--- start Given data ---
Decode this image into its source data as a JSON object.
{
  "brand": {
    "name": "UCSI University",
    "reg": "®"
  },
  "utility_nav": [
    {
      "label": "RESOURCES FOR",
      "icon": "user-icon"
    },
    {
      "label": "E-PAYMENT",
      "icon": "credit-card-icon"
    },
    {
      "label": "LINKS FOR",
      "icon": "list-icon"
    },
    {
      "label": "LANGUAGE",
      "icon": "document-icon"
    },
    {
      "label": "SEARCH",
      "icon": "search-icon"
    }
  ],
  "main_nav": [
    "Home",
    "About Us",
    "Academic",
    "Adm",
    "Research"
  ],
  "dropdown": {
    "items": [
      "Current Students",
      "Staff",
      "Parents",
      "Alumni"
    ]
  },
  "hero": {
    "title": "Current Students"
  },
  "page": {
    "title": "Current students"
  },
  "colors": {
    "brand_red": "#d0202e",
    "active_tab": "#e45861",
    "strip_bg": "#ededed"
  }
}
--- end Given data ---
Of all the lines above, how many contain the word "label"? Answer with only the number.

Answer to the exercise:
5